= PROMPT =
Transcribe the material below exactly as it appears.

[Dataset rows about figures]
☆ ☆ ☆

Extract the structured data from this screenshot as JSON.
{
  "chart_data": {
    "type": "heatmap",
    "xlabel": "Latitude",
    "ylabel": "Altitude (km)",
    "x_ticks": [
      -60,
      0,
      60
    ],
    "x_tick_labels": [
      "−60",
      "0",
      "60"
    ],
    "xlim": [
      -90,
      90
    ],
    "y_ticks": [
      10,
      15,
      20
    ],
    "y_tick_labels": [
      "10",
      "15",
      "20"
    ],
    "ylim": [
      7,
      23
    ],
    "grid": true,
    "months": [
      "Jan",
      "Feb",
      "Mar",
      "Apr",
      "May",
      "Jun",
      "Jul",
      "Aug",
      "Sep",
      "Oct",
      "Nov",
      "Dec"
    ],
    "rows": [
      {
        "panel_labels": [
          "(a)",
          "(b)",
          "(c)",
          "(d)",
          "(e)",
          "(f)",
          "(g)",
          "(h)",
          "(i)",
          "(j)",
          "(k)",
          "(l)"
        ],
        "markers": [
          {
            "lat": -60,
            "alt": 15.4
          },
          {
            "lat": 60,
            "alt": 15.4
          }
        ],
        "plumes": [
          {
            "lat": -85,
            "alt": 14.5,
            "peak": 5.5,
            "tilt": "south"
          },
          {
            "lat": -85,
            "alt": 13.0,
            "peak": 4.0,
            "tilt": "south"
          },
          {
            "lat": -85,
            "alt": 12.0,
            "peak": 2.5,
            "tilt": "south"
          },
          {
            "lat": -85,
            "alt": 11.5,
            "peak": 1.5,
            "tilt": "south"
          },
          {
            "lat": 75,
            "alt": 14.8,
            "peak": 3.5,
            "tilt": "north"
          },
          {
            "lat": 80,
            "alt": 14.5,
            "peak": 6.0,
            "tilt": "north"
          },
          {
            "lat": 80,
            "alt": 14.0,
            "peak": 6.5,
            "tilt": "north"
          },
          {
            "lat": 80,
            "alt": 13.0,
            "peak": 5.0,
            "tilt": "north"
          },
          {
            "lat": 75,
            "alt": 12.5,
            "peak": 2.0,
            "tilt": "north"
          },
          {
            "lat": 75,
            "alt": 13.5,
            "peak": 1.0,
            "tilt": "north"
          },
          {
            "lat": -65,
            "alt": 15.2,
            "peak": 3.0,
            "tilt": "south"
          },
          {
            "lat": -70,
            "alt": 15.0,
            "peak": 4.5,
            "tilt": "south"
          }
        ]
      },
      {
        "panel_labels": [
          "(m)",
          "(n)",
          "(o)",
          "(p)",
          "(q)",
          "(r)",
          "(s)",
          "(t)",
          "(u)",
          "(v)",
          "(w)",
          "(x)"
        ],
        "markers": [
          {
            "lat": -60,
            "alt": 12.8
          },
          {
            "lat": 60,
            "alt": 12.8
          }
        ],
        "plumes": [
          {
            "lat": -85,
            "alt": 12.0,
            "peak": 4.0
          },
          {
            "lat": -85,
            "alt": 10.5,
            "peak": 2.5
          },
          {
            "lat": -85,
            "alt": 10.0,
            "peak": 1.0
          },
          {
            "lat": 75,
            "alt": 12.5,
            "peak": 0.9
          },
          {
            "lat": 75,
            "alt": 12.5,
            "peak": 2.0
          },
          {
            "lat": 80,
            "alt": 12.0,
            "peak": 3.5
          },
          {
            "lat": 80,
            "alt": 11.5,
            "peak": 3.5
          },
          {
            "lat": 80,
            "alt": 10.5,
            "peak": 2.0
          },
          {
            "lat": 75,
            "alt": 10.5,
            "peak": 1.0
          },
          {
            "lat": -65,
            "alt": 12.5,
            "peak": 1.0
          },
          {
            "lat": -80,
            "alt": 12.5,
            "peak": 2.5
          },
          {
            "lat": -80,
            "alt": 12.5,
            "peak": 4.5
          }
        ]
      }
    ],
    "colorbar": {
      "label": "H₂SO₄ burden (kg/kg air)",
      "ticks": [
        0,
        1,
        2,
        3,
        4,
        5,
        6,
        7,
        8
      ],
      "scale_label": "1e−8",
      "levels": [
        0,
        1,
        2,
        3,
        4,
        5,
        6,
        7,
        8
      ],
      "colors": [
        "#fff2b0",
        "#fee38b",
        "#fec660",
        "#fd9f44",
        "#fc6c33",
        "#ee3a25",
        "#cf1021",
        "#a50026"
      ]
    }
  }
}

☆ ☆ ☆

= CORRECT ANSWER =
Extract the structured data from this screenshot as JSON.
{
  "chart_data": {
    "type": "heatmap",
    "xlabel": "Latitude",
    "ylabel": "Altitude (km)",
    "x_ticks": [
      -60,
      0,
      60
    ],
    "x_tick_labels": [
      "−60",
      "0",
      "60"
    ],
    "xlim": [
      -90,
      90
    ],
    "y_ticks": [
      10,
      15,
      20
    ],
    "y_tick_labels": [
      "10",
      "15",
      "20"
    ],
    "ylim": [
      7,
      23
    ],
    "grid": true,
    "months": [
      "Jan",
      "Feb",
      "Mar",
      "Apr",
      "May",
      "Jun",
      "Jul",
      "Aug",
      "Sep",
      "Oct",
      "Nov",
      "Dec"
    ],
    "rows": [
      {
        "panel_labels": [
          "(a)",
          "(b)",
          "(c)",
          "(d)",
          "(e)",
          "(f)",
          "(g)",
          "(h)",
          "(i)",
          "(j)",
          "(k)",
          "(l)"
        ],
        "markers": [
          {
            "lat": -60,
            "alt": 15.4
          },
          {
            "lat": 60,
            "alt": 15.4
          }
        ],
        "plumes": [
          {
            "lat": -85,
            "alt": 14.5,
            "peak": 5.5,
            "tilt": "south"
          },
          {
            "lat": -85,
            "alt": 13.0,
            "peak": 4.0,
            "tilt": "south"
          },
          {
            "lat": -85,
            "alt": 12.0,
            "peak": 2.5,
            "tilt": "south"
          },
          {
            "lat": -85,
            "alt": 11.5,
            "peak": 1.5,
            "tilt": "south"
          },
          {
            "lat": 75,
            "alt": 14.8,
            "peak": 3.5,
            "tilt": "north"
          },
          {
            "lat": 80,
            "alt": 14.5,
            "peak": 6.0,
            "tilt": "north"
          },
          {
            "lat": 80,
            "alt": 14.0,
            "peak": 6.5,
            "tilt": "north"
          },
          {
            "lat": 80,
            "alt": 13.0,
            "peak": 5.0,
            "tilt": "north"
          },
          {
            "lat": 75,
            "alt": 12.5,
            "peak": 2.0,
            "tilt": "north"
          },
          {
            "lat": 75,
            "alt": 13.5,
            "peak": 1.0,
            "tilt": "north"
          },
          {
            "lat": -65,
            "alt": 15.2,
            "peak": 3.0,
            "tilt": "south"
          },
          {
            "lat": -70,
            "alt": 15.0,
            "peak": 4.5,
            "tilt": "south"
          }
        ]
      },
      {
        "panel_labels": [
          "(m)",
          "(n)",
          "(o)",
          "(p)",
          "(q)",
          "(r)",
          "(s)",
          "(t)",
          "(u)",
          "(v)",
          "(w)",
          "(x)"
        ],
        "markers": [
          {
            "lat": -60,
            "alt": 12.8
          },
          {
            "lat": 60,
            "alt": 12.8
          }
        ],
        "plumes": [
          {
            "lat": -85,
            "alt": 12.0,
            "peak": 4.0
          },
          {
            "lat": -85,
            "alt": 10.5,
            "peak": 2.5
          },
          {
            "lat": -85,
            "alt": 10.0,
            "peak": 1.0
          },
          {
            "lat": 75,
            "alt": 12.5,
            "peak": 0.9
          },
          {
            "lat": 75,
            "alt": 12.5,
            "peak": 2.0
          },
          {
            "lat": 80,
            "alt": 12.0,
            "peak": 3.5
          },
          {
            "lat": 80,
            "alt": 11.5,
            "peak": 3.5
          },
          {
            "lat": 80,
            "alt": 10.5,
            "peak": 2.0
          },
          {
            "lat": 75,
            "alt": 10.5,
            "peak": 1.0
          },
          {
            "lat": -65,
            "alt": 12.5,
            "peak": 1.0
          },
          {
            "lat": -80,
            "alt": 12.5,
            "peak": 2.5
          },
          {
            "lat": -80,
            "alt": 12.5,
            "peak": 4.5
          }
        ]
      }
    ],
    "colorbar": {
      "label": "H₂SO₄ burden (kg/kg air)",
      "ticks": [
        0,
        1,
        2,
        3,
        4,
        5,
        6,
        7,
        8
      ],
      "scale_label": "1e−8",
      "levels": [
        0,
        1,
        2,
        3,
        4,
        5,
        6,
        7,
        8
      ],
      "colors": [
        "#fff2b0",
        "#fee38b",
        "#fec660",
        "#fd9f44",
        "#fc6c33",
        "#ee3a25",
        "#cf1021",
        "#a50026"
      ]
    }
  }
}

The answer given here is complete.